- _Your task_:
Output nothing but the number of lines that include the word "this".

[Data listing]
———

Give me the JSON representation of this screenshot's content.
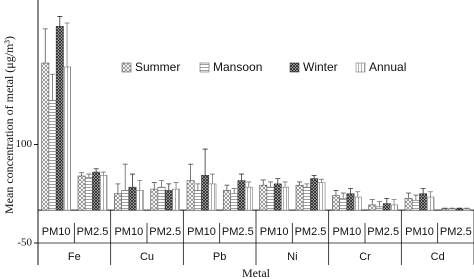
{
  "chart_data": {
    "type": "bar",
    "y_label": "Mean concentration of metal (μg/m³)",
    "x_label": "Metal",
    "groups": [
      "Fe",
      "Cu",
      "Pb",
      "Ni",
      "Cr",
      "Cd"
    ],
    "categories": [
      "PM10",
      "PM2.5",
      "PM10",
      "PM2.5",
      "PM10",
      "PM2.5",
      "PM10",
      "PM2.5",
      "PM10",
      "PM2.5",
      "PM10",
      "PM2.5"
    ],
    "series": [
      {
        "name": "Summer",
        "color": "#555555",
        "values": [
          224,
          52,
          25,
          32,
          45,
          30,
          38,
          38,
          22,
          8,
          18,
          2
        ],
        "errors": [
          52,
          5,
          15,
          10,
          25,
          8,
          8,
          5,
          8,
          8,
          8,
          1
        ]
      },
      {
        "name": "Mansoon",
        "color": "#666666",
        "values": [
          167,
          50,
          30,
          35,
          30,
          25,
          35,
          35,
          18,
          5,
          15,
          2
        ],
        "errors": [
          40,
          5,
          40,
          10,
          10,
          8,
          8,
          5,
          8,
          8,
          8,
          1
        ]
      },
      {
        "name": "Winter",
        "color": "#333333",
        "values": [
          280,
          58,
          35,
          30,
          53,
          45,
          40,
          48,
          25,
          10,
          25,
          2
        ],
        "errors": [
          15,
          5,
          20,
          10,
          40,
          10,
          8,
          5,
          8,
          8,
          8,
          1
        ]
      },
      {
        "name": "Annual",
        "color": "#777777",
        "values": [
          218,
          53,
          30,
          32,
          40,
          35,
          35,
          42,
          20,
          8,
          20,
          2
        ],
        "errors": [
          67,
          5,
          15,
          10,
          15,
          8,
          8,
          5,
          8,
          8,
          8,
          1
        ]
      }
    ],
    "ylim": [
      -50,
      320
    ],
    "yticks": [
      -50,
      100
    ]
  }
}
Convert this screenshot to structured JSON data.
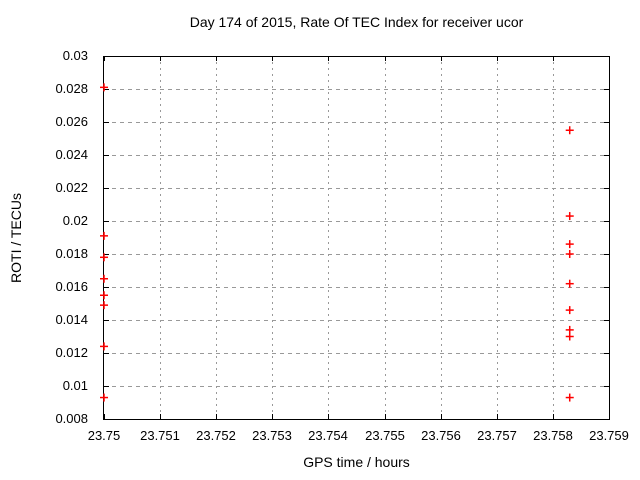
{
  "chart": {
    "title": "Day 174 of 2015, Rate Of TEC Index for receiver ucor",
    "xlabel": "GPS time / hours",
    "ylabel": "ROTI / TECUs"
  },
  "chart_data": {
    "type": "scatter",
    "title": "Day 174 of 2015, Rate Of TEC Index for receiver ucor",
    "xlabel": "GPS time / hours",
    "ylabel": "ROTI / TECUs",
    "xlim": [
      23.75,
      23.759
    ],
    "ylim": [
      0.008,
      0.03
    ],
    "xtick_labels": [
      "23.75",
      "23.751",
      "23.752",
      "23.753",
      "23.754",
      "23.755",
      "23.756",
      "23.757",
      "23.758",
      "23.759"
    ],
    "ytick_labels": [
      "0.008",
      "0.01",
      "0.012",
      "0.014",
      "0.016",
      "0.018",
      "0.02",
      "0.022",
      "0.024",
      "0.026",
      "0.028",
      "0.03"
    ],
    "grid": true,
    "legend": "none",
    "marker": "plus",
    "marker_color": "#ff0000",
    "grid_color": "#999999",
    "border_color": "#000000",
    "series": [
      {
        "name": "ROTI",
        "points": [
          [
            23.75,
            0.0281
          ],
          [
            23.75,
            0.0191
          ],
          [
            23.75,
            0.0178
          ],
          [
            23.75,
            0.0165
          ],
          [
            23.75,
            0.0155
          ],
          [
            23.75,
            0.0149
          ],
          [
            23.75,
            0.0124
          ],
          [
            23.75,
            0.0093
          ],
          [
            23.7583,
            0.0255
          ],
          [
            23.7583,
            0.0203
          ],
          [
            23.7583,
            0.0186
          ],
          [
            23.7583,
            0.018
          ],
          [
            23.7583,
            0.0162
          ],
          [
            23.7583,
            0.0146
          ],
          [
            23.7583,
            0.0134
          ],
          [
            23.7583,
            0.013
          ],
          [
            23.7583,
            0.0093
          ]
        ]
      }
    ]
  }
}
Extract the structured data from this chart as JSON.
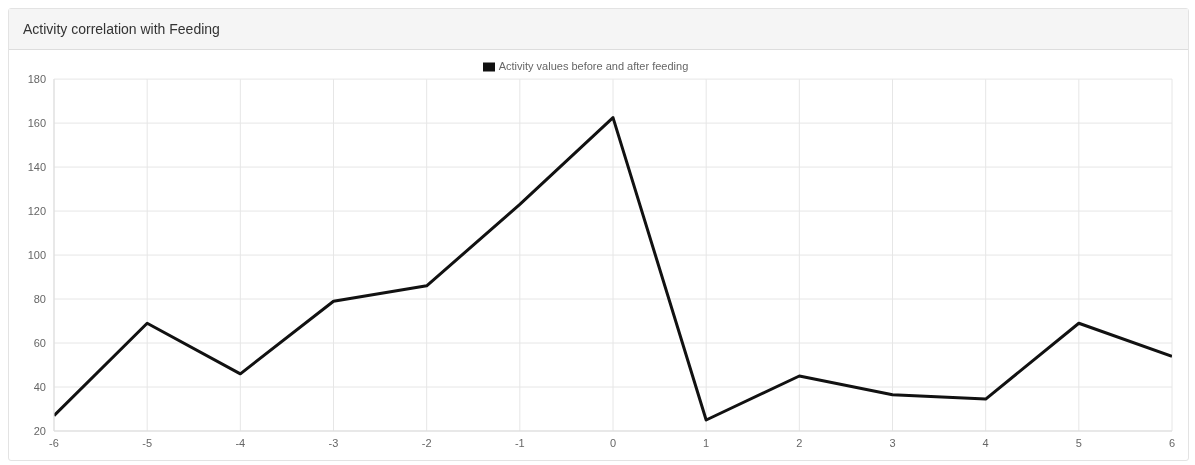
{
  "chart_data": {
    "type": "line",
    "title": "Activity correlation with Feeding",
    "x": [
      -6,
      -5,
      -4,
      -3,
      -2,
      -1,
      0,
      1,
      2,
      3,
      4,
      5,
      6
    ],
    "series": [
      {
        "name": "Activity values before and after feeding",
        "color": "#111111",
        "values": [
          27,
          69,
          46,
          79,
          86,
          123,
          162.5,
          25,
          45,
          36.5,
          34.5,
          69,
          54
        ]
      }
    ],
    "xlim": [
      -6,
      6
    ],
    "xticks": [
      -6,
      -5,
      -4,
      -3,
      -2,
      -1,
      0,
      1,
      2,
      3,
      4,
      5,
      6
    ],
    "ylim": [
      20,
      180
    ],
    "yticks": [
      20,
      40,
      60,
      80,
      100,
      120,
      140,
      160,
      180
    ],
    "grid": true,
    "legend": "top",
    "marker": "none",
    "line_style": "solid"
  }
}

———

- _Task output_:
3